LAVORO RICHIESTO - Riporta parola per parola la parte del testo sugli autocrati che va da "La paura occidentale" fino a "nei Paesi islamici." compreso.

ESTRATTO DELLA PAGINA -
▬▬▬

Molti sono gli autocrati che nel mondo opprimono i popoli con regimi totalitari, che non permettono libertà di pensiero, di parola o d’azione, che rendono schiavi nella mente i loro sottoposti, istigandoli al cieco rispetto delle regole imposte. Ne è un esempio ora anche la situazione libica, portata agli onori della cronaca dal colonnello Gheddafi, despota intollerabile, che dopo anni di quieto autocontrollo, ha con modi dittatoriali sparso sangue sul suo popolo, su quelli che, manifestando pacificamente, sono stati tacitati con la violenza.
Tra questi tiranni, Osama Bin Laden, il terrorista islamico che dieci anni fa attaccò le Torri Gemelle provocando quel massacro che, ancora oggi, fa rabbrividire quando le immagini scorrono in tivù. Mi riferisco ai due aerei che vanno a schiantarsi contro i grattaceli, le famose Twin Towers, di quelle persone che si lanciarono dalle finestre spinte dalla disperazione o di quelle che continuavano a piangere e ad urlare dai piani superiori al punto d’impatto, perché sapevano che non era dato loro modo di salvarsi, che non avrebbero potuto salutare le persone care e dirgli addio prima della fine.
La paura occidentale di cui lui era il simbolo è stata vigile per questo decennio, che ora si chiude con il successo militare statunitense riportato dal presidente Obama, che potrà utilizzare quello che è avvenuto per proseguire il dialogo col mondo arabo. E’ interessante verificare che sia stato proprio questo presidente e non Bush junior a portare a compimento ciò che da tempo veniva auspicato. Bush che aveva promesso agli americani di riportare la fiducia nella nazione, ma ha solo garantito anni di resa al furore degli attacchi contro i soldati di stanza nei Paesi islamici.

▬▬▬

DATI DA ESAMINARE -
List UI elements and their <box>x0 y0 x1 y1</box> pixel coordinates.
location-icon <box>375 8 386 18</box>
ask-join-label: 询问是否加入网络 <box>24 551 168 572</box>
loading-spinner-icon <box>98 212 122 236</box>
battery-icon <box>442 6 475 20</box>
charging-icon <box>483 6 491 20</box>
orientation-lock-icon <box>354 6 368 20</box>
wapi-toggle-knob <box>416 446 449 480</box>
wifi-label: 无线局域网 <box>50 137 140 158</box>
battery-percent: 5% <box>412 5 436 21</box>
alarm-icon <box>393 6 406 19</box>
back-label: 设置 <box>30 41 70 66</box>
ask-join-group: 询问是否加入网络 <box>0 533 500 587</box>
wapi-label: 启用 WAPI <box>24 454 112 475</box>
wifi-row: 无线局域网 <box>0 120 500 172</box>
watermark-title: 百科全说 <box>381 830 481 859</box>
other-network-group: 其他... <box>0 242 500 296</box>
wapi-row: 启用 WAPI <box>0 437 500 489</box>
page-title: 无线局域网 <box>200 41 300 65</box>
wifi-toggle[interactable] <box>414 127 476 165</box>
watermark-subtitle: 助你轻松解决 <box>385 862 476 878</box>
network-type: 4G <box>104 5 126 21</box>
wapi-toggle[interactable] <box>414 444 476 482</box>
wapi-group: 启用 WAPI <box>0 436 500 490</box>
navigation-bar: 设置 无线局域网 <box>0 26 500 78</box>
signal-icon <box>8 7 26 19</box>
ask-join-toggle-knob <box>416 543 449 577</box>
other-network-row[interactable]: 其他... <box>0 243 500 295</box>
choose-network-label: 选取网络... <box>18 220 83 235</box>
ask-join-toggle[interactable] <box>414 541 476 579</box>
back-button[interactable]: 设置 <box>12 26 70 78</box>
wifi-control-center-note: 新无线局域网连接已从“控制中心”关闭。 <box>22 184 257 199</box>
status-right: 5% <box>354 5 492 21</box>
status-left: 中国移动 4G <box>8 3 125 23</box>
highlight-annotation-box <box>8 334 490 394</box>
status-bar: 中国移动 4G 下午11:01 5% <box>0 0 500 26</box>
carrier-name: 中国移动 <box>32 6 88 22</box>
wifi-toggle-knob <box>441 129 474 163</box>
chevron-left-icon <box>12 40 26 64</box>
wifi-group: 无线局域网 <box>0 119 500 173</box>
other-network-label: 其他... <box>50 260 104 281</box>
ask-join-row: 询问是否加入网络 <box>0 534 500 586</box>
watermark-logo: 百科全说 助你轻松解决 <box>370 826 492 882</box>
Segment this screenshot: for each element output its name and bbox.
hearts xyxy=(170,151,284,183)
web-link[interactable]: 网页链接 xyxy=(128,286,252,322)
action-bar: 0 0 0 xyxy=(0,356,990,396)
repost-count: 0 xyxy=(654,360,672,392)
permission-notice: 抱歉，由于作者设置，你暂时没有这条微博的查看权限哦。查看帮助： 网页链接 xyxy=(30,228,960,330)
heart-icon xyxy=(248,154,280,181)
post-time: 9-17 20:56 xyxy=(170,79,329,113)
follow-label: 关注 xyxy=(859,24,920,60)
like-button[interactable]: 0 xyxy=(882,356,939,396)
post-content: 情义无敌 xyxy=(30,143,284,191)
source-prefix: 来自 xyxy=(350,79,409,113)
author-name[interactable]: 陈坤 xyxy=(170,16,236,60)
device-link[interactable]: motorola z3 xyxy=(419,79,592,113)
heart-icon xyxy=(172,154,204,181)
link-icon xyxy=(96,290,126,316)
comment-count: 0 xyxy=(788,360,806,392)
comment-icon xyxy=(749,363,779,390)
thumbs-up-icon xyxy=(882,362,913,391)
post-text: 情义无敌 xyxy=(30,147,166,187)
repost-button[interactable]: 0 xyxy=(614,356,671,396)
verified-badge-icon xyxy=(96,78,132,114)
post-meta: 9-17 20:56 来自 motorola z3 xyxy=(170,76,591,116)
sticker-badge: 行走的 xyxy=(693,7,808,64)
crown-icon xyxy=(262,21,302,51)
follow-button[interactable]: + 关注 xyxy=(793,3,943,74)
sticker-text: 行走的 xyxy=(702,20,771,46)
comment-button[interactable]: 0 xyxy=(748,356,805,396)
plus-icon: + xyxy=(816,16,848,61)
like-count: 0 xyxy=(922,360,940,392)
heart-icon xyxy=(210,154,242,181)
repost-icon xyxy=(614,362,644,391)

▬▬▬

RISPOSTA -
La paura occidentale di cui lui era il simbolo è stata vigile per questo decennio, che ora si chiude con il successo militare statunitense riportato dal presidente Obama, che potrà utilizzare quello che è avvenuto per proseguire il dialogo col mondo arabo. E’ interessante verificare che sia stato proprio questo presidente e non Bush junior a portare a compimento ciò che da tempo veniva auspicato. Bush che aveva promesso agli americani di riportare la fiducia nella nazione, ma ha solo garantito anni di resa al furore degli attacchi contro i soldati di stanza nei Paesi islamici.